[Aim of the task]
Below are some records. Count the lines with "image" in them and give nothing but the total.

[Data shown]
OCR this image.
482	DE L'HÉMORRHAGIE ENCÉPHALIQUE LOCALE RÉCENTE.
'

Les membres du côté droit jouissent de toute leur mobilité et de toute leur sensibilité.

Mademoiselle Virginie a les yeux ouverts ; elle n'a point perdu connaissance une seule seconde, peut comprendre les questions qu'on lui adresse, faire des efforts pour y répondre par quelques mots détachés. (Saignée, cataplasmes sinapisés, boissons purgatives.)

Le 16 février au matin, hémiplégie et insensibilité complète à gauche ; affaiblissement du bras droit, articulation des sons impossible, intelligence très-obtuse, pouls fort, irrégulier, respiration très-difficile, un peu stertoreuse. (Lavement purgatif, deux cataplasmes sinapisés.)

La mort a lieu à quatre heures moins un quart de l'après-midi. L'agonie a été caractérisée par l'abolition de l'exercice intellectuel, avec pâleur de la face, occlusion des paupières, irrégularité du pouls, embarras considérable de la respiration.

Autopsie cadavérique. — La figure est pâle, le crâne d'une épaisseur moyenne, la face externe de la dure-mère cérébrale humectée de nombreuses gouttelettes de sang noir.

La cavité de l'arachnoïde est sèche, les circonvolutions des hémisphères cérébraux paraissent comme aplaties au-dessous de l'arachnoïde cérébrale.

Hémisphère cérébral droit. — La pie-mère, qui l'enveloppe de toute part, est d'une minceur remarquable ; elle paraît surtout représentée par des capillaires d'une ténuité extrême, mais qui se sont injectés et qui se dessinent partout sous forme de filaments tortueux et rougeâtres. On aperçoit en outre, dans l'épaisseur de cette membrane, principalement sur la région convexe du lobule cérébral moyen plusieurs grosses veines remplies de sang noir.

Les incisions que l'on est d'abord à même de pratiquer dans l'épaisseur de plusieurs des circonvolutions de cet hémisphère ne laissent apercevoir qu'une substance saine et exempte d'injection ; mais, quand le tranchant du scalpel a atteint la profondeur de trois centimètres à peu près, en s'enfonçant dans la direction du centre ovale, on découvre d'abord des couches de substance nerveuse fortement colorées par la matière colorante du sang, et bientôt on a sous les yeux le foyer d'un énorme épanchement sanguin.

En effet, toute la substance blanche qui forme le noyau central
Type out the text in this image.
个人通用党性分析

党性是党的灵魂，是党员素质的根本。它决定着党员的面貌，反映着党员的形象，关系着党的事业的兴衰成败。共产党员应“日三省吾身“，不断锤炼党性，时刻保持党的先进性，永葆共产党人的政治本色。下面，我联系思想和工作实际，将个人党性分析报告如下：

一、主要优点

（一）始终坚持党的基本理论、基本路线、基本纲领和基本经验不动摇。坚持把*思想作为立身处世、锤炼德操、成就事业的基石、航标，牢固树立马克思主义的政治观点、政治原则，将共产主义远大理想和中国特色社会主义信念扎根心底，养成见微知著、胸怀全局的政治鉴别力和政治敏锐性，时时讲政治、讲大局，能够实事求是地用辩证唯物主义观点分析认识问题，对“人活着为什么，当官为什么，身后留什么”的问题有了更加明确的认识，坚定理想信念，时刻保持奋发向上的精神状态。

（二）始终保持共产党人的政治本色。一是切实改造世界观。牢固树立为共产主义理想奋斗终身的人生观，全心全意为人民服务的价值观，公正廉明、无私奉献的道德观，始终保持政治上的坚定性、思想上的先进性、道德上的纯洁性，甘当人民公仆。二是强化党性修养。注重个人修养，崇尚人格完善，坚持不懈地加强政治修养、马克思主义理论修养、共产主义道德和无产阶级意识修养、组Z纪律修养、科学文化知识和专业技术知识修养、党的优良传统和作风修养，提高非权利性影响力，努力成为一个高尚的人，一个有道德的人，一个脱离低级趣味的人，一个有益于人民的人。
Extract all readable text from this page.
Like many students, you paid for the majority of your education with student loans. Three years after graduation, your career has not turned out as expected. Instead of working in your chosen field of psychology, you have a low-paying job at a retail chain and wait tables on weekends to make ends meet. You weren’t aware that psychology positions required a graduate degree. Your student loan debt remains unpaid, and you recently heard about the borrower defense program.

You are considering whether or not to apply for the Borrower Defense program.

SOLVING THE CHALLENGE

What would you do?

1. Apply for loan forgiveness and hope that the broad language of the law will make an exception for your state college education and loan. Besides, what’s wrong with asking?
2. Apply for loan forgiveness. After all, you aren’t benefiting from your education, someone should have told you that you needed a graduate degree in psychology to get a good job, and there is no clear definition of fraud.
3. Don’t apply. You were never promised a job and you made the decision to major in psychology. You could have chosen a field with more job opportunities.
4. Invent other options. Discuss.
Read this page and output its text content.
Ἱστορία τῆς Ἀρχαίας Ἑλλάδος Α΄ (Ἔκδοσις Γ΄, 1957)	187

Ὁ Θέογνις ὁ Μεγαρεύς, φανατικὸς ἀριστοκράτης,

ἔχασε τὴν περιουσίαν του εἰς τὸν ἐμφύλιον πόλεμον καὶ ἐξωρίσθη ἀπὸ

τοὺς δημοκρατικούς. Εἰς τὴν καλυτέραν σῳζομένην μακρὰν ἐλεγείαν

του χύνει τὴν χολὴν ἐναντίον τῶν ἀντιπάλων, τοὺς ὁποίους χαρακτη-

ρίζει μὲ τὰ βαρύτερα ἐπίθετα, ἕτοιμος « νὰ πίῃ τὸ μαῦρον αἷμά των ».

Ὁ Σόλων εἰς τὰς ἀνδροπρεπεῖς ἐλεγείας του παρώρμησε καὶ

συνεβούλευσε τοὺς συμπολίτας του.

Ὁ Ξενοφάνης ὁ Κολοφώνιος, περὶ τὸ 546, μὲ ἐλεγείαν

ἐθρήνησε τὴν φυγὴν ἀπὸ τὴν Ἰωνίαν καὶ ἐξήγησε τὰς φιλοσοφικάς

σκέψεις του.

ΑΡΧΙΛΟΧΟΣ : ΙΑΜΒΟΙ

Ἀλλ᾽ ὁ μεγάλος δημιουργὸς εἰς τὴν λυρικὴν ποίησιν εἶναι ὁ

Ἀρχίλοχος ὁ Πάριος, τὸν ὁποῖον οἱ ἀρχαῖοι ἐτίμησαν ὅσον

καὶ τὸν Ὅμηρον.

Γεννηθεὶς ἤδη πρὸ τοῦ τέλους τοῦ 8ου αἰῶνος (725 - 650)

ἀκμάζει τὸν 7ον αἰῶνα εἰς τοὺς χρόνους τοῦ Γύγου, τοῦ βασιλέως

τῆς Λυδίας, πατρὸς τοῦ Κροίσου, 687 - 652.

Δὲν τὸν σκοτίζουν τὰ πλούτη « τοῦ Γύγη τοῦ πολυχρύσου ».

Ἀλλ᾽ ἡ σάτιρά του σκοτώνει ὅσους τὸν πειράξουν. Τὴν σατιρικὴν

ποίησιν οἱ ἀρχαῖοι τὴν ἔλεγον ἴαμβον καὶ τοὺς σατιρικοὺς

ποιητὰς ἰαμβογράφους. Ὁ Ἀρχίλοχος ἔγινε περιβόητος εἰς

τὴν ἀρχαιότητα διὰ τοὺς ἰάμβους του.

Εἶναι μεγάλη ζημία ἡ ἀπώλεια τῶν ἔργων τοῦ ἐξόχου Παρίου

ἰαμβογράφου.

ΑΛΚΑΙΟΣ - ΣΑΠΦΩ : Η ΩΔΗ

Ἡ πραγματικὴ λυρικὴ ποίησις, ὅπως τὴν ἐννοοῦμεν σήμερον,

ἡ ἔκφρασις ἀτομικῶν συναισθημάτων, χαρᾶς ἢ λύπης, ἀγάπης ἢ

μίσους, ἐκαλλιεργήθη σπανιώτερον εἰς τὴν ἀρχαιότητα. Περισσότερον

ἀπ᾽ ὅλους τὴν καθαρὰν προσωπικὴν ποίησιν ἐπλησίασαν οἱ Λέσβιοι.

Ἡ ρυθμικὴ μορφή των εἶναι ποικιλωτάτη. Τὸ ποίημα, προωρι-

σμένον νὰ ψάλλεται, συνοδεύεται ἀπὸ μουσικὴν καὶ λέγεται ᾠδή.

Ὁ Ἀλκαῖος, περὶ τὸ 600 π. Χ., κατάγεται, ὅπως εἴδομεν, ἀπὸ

[Complete answer]
2